→ Records to use:
-----

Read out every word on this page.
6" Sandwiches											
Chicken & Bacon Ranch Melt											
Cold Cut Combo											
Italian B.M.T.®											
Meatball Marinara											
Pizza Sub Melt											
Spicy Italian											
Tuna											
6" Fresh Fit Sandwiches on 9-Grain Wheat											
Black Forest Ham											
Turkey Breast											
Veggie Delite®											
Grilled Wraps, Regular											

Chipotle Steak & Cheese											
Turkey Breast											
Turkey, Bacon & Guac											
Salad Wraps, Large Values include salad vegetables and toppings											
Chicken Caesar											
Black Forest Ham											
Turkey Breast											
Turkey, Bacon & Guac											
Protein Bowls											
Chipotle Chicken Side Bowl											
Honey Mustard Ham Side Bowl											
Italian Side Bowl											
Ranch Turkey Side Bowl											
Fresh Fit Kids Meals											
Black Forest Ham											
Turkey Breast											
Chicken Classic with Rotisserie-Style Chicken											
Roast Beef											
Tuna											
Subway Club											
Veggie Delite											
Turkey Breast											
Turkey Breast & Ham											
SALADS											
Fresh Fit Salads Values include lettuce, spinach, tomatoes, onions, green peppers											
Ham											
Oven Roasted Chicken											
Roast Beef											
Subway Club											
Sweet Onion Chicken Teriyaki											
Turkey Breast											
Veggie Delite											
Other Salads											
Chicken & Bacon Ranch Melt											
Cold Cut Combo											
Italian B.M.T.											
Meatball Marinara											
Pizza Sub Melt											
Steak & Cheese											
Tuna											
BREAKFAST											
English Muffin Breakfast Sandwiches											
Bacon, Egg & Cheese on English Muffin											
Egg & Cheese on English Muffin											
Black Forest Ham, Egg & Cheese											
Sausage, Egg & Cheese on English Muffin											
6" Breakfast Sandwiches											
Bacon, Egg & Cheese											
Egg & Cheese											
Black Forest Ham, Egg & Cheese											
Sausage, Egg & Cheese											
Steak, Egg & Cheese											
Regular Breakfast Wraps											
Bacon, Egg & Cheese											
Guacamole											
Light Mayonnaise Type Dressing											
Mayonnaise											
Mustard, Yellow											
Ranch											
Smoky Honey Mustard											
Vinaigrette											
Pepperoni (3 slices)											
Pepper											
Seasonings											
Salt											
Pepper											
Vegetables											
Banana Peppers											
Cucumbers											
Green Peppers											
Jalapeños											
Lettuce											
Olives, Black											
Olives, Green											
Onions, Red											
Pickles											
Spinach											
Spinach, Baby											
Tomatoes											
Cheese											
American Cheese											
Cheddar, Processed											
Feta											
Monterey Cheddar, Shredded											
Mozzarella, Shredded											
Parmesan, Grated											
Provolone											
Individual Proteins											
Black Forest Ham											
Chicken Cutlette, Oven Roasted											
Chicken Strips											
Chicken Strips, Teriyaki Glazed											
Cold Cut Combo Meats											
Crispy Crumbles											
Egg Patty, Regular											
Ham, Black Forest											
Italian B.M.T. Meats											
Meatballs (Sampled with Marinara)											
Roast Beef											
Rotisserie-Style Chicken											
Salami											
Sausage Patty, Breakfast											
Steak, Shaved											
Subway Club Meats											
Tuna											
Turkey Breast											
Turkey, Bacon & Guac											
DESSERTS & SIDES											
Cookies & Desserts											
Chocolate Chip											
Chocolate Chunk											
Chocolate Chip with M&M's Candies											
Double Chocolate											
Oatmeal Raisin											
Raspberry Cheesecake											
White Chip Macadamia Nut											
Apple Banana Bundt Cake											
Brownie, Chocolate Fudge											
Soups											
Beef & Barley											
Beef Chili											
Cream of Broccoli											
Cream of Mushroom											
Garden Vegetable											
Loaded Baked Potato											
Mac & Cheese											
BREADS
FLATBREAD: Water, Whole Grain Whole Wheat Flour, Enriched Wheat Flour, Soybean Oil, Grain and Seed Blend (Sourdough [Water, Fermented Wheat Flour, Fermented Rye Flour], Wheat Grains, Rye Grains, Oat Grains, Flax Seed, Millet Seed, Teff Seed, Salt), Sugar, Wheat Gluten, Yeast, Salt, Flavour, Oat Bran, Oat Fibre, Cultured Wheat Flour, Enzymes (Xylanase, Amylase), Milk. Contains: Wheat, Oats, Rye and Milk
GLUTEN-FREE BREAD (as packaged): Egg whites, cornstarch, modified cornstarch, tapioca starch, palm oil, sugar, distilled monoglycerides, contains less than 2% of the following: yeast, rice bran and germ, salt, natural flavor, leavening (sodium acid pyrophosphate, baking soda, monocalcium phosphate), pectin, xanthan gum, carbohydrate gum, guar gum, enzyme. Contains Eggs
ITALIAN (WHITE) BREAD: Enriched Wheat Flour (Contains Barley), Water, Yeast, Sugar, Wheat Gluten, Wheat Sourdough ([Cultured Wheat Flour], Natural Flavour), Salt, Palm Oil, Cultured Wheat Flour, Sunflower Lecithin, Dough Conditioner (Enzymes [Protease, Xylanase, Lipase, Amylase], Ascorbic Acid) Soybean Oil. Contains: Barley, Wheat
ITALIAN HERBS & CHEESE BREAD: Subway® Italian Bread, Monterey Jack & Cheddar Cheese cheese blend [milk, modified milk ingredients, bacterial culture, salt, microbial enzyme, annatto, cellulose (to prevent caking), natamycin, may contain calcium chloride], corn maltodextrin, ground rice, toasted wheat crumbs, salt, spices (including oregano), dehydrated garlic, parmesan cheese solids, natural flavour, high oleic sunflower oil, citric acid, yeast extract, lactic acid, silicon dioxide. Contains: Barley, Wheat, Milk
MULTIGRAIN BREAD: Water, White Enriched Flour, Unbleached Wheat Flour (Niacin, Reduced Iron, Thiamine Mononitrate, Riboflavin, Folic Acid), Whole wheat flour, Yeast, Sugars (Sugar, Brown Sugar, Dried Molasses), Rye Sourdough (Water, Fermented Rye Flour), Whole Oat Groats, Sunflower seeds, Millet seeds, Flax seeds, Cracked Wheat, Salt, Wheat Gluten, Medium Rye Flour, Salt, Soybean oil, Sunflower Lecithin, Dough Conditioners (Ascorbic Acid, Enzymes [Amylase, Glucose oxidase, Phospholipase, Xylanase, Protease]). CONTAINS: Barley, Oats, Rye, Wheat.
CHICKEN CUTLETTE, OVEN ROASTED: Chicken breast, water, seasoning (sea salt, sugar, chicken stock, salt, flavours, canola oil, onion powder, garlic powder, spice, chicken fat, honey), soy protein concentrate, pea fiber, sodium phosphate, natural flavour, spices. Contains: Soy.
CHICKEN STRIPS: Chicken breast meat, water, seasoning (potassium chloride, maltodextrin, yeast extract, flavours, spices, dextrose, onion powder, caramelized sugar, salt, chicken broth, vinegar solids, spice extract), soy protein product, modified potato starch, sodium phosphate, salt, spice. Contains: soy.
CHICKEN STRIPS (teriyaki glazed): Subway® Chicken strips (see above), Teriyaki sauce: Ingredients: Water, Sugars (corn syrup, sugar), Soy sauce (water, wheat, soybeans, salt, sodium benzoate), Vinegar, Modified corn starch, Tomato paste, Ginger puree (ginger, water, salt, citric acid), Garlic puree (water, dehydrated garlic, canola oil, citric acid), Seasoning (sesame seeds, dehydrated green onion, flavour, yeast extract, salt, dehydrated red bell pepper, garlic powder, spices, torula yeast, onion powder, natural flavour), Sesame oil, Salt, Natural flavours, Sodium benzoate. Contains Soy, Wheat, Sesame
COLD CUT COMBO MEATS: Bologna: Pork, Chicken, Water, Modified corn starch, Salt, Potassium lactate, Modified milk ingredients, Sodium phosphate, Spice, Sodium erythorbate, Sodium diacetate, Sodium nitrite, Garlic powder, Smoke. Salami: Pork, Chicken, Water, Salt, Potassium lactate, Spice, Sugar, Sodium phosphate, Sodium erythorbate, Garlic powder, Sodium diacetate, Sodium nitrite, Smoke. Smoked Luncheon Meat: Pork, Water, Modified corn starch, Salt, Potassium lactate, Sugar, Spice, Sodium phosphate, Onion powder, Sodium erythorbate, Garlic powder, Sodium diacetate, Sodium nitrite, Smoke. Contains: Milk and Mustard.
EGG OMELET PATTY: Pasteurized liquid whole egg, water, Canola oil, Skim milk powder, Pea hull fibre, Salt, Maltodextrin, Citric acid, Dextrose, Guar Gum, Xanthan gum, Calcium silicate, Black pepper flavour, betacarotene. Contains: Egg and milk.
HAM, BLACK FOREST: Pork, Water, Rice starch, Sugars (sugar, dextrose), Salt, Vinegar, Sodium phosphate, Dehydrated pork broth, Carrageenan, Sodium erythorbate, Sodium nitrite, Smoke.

-----

→ Assignment:
From the data above, copy out every line with the string "Shredded" in it.

→ The completed task:
Monterey Cheddar, Shredded											
Mozzarella, Shredded											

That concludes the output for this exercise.